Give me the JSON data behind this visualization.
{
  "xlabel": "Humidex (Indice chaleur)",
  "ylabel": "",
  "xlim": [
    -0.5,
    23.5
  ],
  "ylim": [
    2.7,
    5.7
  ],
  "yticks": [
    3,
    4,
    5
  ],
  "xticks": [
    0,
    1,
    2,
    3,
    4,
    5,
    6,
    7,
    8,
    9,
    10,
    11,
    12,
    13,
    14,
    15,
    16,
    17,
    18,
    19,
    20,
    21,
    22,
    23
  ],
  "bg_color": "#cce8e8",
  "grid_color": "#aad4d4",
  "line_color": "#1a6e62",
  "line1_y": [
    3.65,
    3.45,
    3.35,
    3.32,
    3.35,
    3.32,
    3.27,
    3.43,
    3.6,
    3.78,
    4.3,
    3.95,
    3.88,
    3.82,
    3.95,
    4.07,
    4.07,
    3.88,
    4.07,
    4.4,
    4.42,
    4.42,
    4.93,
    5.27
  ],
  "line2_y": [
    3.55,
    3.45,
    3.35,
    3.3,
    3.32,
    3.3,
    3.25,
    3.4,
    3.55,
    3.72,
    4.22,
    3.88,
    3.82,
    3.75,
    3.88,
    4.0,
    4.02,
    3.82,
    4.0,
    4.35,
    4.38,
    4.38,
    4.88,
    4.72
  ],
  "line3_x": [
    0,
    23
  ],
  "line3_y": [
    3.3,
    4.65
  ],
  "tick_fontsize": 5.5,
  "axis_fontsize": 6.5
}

== == ==

Every entry needs to be retyped exactly.

__OUTPUT FOR THIS TASK__
Give me the JSON data behind this visualization.
{
  "xlabel": "Humidex (Indice chaleur)",
  "ylabel": "",
  "xlim": [
    -0.5,
    23.5
  ],
  "ylim": [
    2.7,
    5.7
  ],
  "yticks": [
    3,
    4,
    5
  ],
  "xticks": [
    0,
    1,
    2,
    3,
    4,
    5,
    6,
    7,
    8,
    9,
    10,
    11,
    12,
    13,
    14,
    15,
    16,
    17,
    18,
    19,
    20,
    21,
    22,
    23
  ],
  "bg_color": "#cce8e8",
  "grid_color": "#aad4d4",
  "line_color": "#1a6e62",
  "line1_y": [
    3.65,
    3.45,
    3.35,
    3.32,
    3.35,
    3.32,
    3.27,
    3.43,
    3.6,
    3.78,
    4.3,
    3.95,
    3.88,
    3.82,
    3.95,
    4.07,
    4.07,
    3.88,
    4.07,
    4.4,
    4.42,
    4.42,
    4.93,
    5.27
  ],
  "line2_y": [
    3.55,
    3.45,
    3.35,
    3.3,
    3.32,
    3.3,
    3.25,
    3.4,
    3.55,
    3.72,
    4.22,
    3.88,
    3.82,
    3.75,
    3.88,
    4.0,
    4.02,
    3.82,
    4.0,
    4.35,
    4.38,
    4.38,
    4.88,
    4.72
  ],
  "line3_x": [
    0,
    23
  ],
  "line3_y": [
    3.3,
    4.65
  ],
  "tick_fontsize": 5.5,
  "axis_fontsize": 6.5
}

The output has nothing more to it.